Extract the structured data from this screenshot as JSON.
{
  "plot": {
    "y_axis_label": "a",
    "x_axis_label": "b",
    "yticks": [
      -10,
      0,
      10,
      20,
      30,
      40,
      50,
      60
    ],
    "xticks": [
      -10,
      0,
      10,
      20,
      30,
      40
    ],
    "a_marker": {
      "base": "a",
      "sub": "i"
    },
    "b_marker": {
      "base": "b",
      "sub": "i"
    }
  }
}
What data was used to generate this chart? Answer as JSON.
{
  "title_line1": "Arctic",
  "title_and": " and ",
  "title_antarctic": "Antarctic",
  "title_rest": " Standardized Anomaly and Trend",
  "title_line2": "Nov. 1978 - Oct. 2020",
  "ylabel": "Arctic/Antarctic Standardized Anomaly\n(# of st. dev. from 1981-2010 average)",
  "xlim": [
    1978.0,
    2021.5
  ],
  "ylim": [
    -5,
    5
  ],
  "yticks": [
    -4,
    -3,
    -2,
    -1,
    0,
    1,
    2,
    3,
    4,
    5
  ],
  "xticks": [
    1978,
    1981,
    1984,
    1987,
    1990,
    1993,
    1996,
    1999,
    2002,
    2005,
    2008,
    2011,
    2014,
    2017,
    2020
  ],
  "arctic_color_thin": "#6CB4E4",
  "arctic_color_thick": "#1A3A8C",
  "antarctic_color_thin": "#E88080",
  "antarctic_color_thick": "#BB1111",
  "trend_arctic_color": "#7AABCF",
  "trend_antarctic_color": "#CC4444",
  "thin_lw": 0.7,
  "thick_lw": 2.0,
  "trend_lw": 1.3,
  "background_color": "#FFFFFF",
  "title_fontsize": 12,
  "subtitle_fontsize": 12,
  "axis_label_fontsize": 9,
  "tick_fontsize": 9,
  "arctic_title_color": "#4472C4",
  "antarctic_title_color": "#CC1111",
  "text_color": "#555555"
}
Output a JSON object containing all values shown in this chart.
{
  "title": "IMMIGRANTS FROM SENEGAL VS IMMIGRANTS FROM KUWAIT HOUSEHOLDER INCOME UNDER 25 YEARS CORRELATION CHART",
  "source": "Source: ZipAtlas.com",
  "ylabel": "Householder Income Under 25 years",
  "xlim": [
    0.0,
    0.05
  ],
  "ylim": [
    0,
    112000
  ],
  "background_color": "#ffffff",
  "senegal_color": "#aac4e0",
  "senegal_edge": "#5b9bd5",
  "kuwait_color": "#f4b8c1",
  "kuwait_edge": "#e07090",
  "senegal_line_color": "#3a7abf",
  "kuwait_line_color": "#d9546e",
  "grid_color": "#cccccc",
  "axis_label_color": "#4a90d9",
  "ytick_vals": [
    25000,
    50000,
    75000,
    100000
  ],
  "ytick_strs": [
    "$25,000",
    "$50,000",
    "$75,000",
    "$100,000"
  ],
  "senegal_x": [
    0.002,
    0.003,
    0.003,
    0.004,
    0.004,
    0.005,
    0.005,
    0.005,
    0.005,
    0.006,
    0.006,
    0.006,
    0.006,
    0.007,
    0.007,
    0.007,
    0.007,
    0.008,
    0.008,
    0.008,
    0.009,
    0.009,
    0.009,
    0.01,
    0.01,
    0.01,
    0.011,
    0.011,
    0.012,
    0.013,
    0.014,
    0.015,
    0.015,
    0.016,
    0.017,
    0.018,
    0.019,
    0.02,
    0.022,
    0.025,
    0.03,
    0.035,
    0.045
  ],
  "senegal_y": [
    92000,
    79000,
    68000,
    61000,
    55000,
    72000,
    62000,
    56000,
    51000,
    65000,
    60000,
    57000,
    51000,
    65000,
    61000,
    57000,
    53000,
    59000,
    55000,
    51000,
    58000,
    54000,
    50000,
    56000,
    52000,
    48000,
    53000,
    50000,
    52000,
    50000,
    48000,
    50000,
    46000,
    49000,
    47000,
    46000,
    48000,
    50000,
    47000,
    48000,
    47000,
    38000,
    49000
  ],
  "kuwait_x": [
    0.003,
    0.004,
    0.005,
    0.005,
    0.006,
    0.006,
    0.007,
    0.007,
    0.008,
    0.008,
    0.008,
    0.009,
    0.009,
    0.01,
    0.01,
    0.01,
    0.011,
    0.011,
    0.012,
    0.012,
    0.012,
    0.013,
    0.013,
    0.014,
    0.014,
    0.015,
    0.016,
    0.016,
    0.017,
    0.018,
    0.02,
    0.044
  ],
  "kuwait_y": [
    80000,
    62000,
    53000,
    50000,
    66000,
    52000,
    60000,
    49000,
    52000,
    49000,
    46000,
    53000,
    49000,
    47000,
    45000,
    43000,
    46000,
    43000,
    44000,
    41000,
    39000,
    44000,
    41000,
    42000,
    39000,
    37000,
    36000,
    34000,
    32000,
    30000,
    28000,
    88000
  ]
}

☆ ☆ ☆ ☆

Extract the data exactly as given.

**THE COMPLETED TASK:**
Extract the structured data from this screenshot as JSON.
{
  "plot": {
    "y_axis_label": "a",
    "x_axis_label": "b",
    "yticks": [
      -10,
      0,
      10,
      20,
      30,
      40,
      50,
      60
    ],
    "xticks": [
      -10,
      0,
      10,
      20,
      30,
      40
    ],
    "a_marker": {
      "base": "a",
      "sub": "i"
    },
    "b_marker": {
      "base": "b",
      "sub": "i"
    }
  }
}
What data was used to generate this chart? Answer as JSON.
{
  "title_line1": "Arctic",
  "title_and": " and ",
  "title_antarctic": "Antarctic",
  "title_rest": " Standardized Anomaly and Trend",
  "title_line2": "Nov. 1978 - Oct. 2020",
  "ylabel": "Arctic/Antarctic Standardized Anomaly\n(# of st. dev. from 1981-2010 average)",
  "xlim": [
    1978.0,
    2021.5
  ],
  "ylim": [
    -5,
    5
  ],
  "yticks": [
    -4,
    -3,
    -2,
    -1,
    0,
    1,
    2,
    3,
    4,
    5
  ],
  "xticks": [
    1978,
    1981,
    1984,
    1987,
    1990,
    1993,
    1996,
    1999,
    2002,
    2005,
    2008,
    2011,
    2014,
    2017,
    2020
  ],
  "arctic_color_thin": "#6CB4E4",
  "arctic_color_thick": "#1A3A8C",
  "antarctic_color_thin": "#E88080",
  "antarctic_color_thick": "#BB1111",
  "trend_arctic_color": "#7AABCF",
  "trend_antarctic_color": "#CC4444",
  "thin_lw": 0.7,
  "thick_lw": 2.0,
  "trend_lw": 1.3,
  "background_color": "#FFFFFF",
  "title_fontsize": 12,
  "subtitle_fontsize": 12,
  "axis_label_fontsize": 9,
  "tick_fontsize": 9,
  "arctic_title_color": "#4472C4",
  "antarctic_title_color": "#CC1111",
  "text_color": "#555555"
}
Output a JSON object containing all values shown in this chart.
{
  "title": "IMMIGRANTS FROM SENEGAL VS IMMIGRANTS FROM KUWAIT HOUSEHOLDER INCOME UNDER 25 YEARS CORRELATION CHART",
  "source": "Source: ZipAtlas.com",
  "ylabel": "Householder Income Under 25 years",
  "xlim": [
    0.0,
    0.05
  ],
  "ylim": [
    0,
    112000
  ],
  "background_color": "#ffffff",
  "senegal_color": "#aac4e0",
  "senegal_edge": "#5b9bd5",
  "kuwait_color": "#f4b8c1",
  "kuwait_edge": "#e07090",
  "senegal_line_color": "#3a7abf",
  "kuwait_line_color": "#d9546e",
  "grid_color": "#cccccc",
  "axis_label_color": "#4a90d9",
  "ytick_vals": [
    25000,
    50000,
    75000,
    100000
  ],
  "ytick_strs": [
    "$25,000",
    "$50,000",
    "$75,000",
    "$100,000"
  ],
  "senegal_x": [
    0.002,
    0.003,
    0.003,
    0.004,
    0.004,
    0.005,
    0.005,
    0.005,
    0.005,
    0.006,
    0.006,
    0.006,
    0.006,
    0.007,
    0.007,
    0.007,
    0.007,
    0.008,
    0.008,
    0.008,
    0.009,
    0.009,
    0.009,
    0.01,
    0.01,
    0.01,
    0.011,
    0.011,
    0.012,
    0.013,
    0.014,
    0.015,
    0.015,
    0.016,
    0.017,
    0.018,
    0.019,
    0.02,
    0.022,
    0.025,
    0.03,
    0.035,
    0.045
  ],
  "senegal_y": [
    92000,
    79000,
    68000,
    61000,
    55000,
    72000,
    62000,
    56000,
    51000,
    65000,
    60000,
    57000,
    51000,
    65000,
    61000,
    57000,
    53000,
    59000,
    55000,
    51000,
    58000,
    54000,
    50000,
    56000,
    52000,
    48000,
    53000,
    50000,
    52000,
    50000,
    48000,
    50000,
    46000,
    49000,
    47000,
    46000,
    48000,
    50000,
    47000,
    48000,
    47000,
    38000,
    49000
  ],
  "kuwait_x": [
    0.003,
    0.004,
    0.005,
    0.005,
    0.006,
    0.006,
    0.007,
    0.007,
    0.008,
    0.008,
    0.008,
    0.009,
    0.009,
    0.01,
    0.01,
    0.01,
    0.011,
    0.011,
    0.012,
    0.012,
    0.012,
    0.013,
    0.013,
    0.014,
    0.014,
    0.015,
    0.016,
    0.016,
    0.017,
    0.018,
    0.02,
    0.044
  ],
  "kuwait_y": [
    80000,
    62000,
    53000,
    50000,
    66000,
    52000,
    60000,
    49000,
    52000,
    49000,
    46000,
    53000,
    49000,
    47000,
    45000,
    43000,
    46000,
    43000,
    44000,
    41000,
    39000,
    44000,
    41000,
    42000,
    39000,
    37000,
    36000,
    34000,
    32000,
    30000,
    28000,
    88000
  ]
}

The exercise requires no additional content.